───── RECORDS FOR PROCESSING

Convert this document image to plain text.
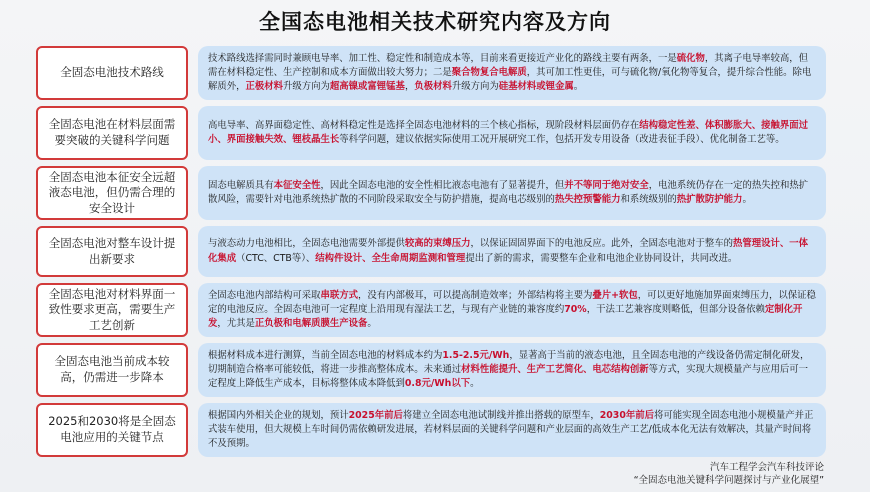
全国态电池相关技术研究内容及方向
全固态电池技术路线

技术路线选择需同时兼顾电导率、加工性、稳定性和制造成本等，目前来看更接近产业化的路线主要有两条，一是硫化物，其离子电导率较高，但需在材料稳定性、生产控制和成本方面做出较大努力；二是聚合物复合电解质，其可加工性更佳，可与硫化物/氧化物等复合，提升综合性能。除电解质外，正极材料升级方向为超高镍或富锂锰基，负极材料升级方向为硅基材料或锂金属。

全固态电池在材料层面需要突破的关键科学问题

高电导率、高界面稳定性、高材料稳定性是选择全固态电池材料的三个核心指标，现阶段材料层面仍存在结构稳定性差、体积膨胀大、接触界面过小、界面接触失效、锂枝晶生长等科学问题，建议依据实际使用工况开展研究工作，包括开发专用设备（改进表征手段）、优化制备工艺等。

全固态电池本征安全远超液态电池，但仍需合理的安全设计

固态电解质具有本征安全性，因此全固态电池的安全性相比液态电池有了显著提升，但并不等同于绝对安全，电池系统仍存在一定的热失控和热扩散风险，需要针对电池系统热扩散的不同阶段采取安全与防护措施，提高电芯级别的热失控预警能力和系统级别的热扩散防护能力。

全固态电池对整车设计提出新要求

与液态动力电池相比，全固态电池需要外部提供较高的束缚压力，以保证固固界面下的电池反应。此外，全固态电池对于整车的热管理设计、一体化集成（CTC、CTB等）、结构件设计、全生命周期监测和管理提出了新的需求，需要整车企业和电池企业协同设计，共同改进。

全固态电池对材料界面一致性要求更高，需要生产工艺创新

全固态电池内部结构可采取串联方式，没有内部极耳，可以提高制造效率；外部结构将主要为叠片+软包，可以更好地施加界面束缚压力，以保证稳定的电池反应。全固态电池可一定程度上沿用现有湿法工艺，与现有产业链的兼容度约70%，干法工艺兼容度则略低，但部分设备依赖定制化开发，尤其是正负极和电解质膜生产设备。

全固态电池当前成本较高，仍需进一步降本

根据材料成本进行测算，当前全固态电池的材料成本约为1.5-2.5元/Wh，显著高于当前的液态电池，且全固态电池的产线设备仍需定制化研发，切期制造合格率可能较低，将进一步推高整体成本。未来通过材料性能提升、生产工艺简化、电芯结构创新等方式，实现大规模量产与应用后可一定程度上降低生产成本，目标将整体成本降低到0.8元/Wh以下。

2025和2030将是全固态电池应用的关键节点

根据国内外相关企业的规划，预计2025年前后将建立全固态电池试制线并推出搭载的原型车，2030年前后将可能实现全固态电池小规模量产并正式装车使用，但大规模上车时间仍需依赖研发进展，若材料层面的关键科学问题和产业层面的高效生产工艺/低成本化无法有效解决，其量产时间将不及预期。

汽车工程学会汽车科技评论
“全固态电池关键科学问题探讨与产业化展望”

──────────

▶ [WORK TO COMPLETE] Output all of the data exactly as it stands, minus any images.

▶ [RESULT OF THIS EXERCISE]
Convert this document image to plain text.
全国态电池相关技术研究内容及方向
全固态电池技术路线

技术路线选择需同时兼顾电导率、加工性、稳定性和制造成本等，目前来看更接近产业化的路线主要有两条，一是硫化物，其离子电导率较高，但需在材料稳定性、生产控制和成本方面做出较大努力；二是聚合物复合电解质，其可加工性更佳，可与硫化物/氧化物等复合，提升综合性能。除电解质外，正极材料升级方向为超高镍或富锂锰基，负极材料升级方向为硅基材料或锂金属。

全固态电池在材料层面需要突破的关键科学问题

高电导率、高界面稳定性、高材料稳定性是选择全固态电池材料的三个核心指标，现阶段材料层面仍存在结构稳定性差、体积膨胀大、接触界面过小、界面接触失效、锂枝晶生长等科学问题，建议依据实际使用工况开展研究工作，包括开发专用设备（改进表征手段）、优化制备工艺等。

全固态电池本征安全远超液态电池，但仍需合理的安全设计

固态电解质具有本征安全性，因此全固态电池的安全性相比液态电池有了显著提升，但并不等同于绝对安全，电池系统仍存在一定的热失控和热扩散风险，需要针对电池系统热扩散的不同阶段采取安全与防护措施，提高电芯级别的热失控预警能力和系统级别的热扩散防护能力。

全固态电池对整车设计提出新要求

与液态动力电池相比，全固态电池需要外部提供较高的束缚压力，以保证固固界面下的电池反应。此外，全固态电池对于整车的热管理设计、一体化集成（CTC、CTB等）、结构件设计、全生命周期监测和管理提出了新的需求，需要整车企业和电池企业协同设计，共同改进。

全固态电池对材料界面一致性要求更高，需要生产工艺创新

全固态电池内部结构可采取串联方式，没有内部极耳，可以提高制造效率；外部结构将主要为叠片+软包，可以更好地施加界面束缚压力，以保证稳定的电池反应。全固态电池可一定程度上沿用现有湿法工艺，与现有产业链的兼容度约70%，干法工艺兼容度则略低，但部分设备依赖定制化开发，尤其是正负极和电解质膜生产设备。

全固态电池当前成本较高，仍需进一步降本

根据材料成本进行测算，当前全固态电池的材料成本约为1.5-2.5元/Wh，显著高于当前的液态电池，且全固态电池的产线设备仍需定制化研发，切期制造合格率可能较低，将进一步推高整体成本。未来通过材料性能提升、生产工艺简化、电芯结构创新等方式，实现大规模量产与应用后可一定程度上降低生产成本，目标将整体成本降低到0.8元/Wh以下。

2025和2030将是全固态电池应用的关键节点

根据国内外相关企业的规划，预计2025年前后将建立全固态电池试制线并推出搭载的原型车，2030年前后将可能实现全固态电池小规模量产并正式装车使用，但大规模上车时间仍需依赖研发进展，若材料层面的关键科学问题和产业层面的高效生产工艺/低成本化无法有效解决，其量产时间将不及预期。

汽车工程学会汽车科技评论
“全固态电池关键科学问题探讨与产业化展望”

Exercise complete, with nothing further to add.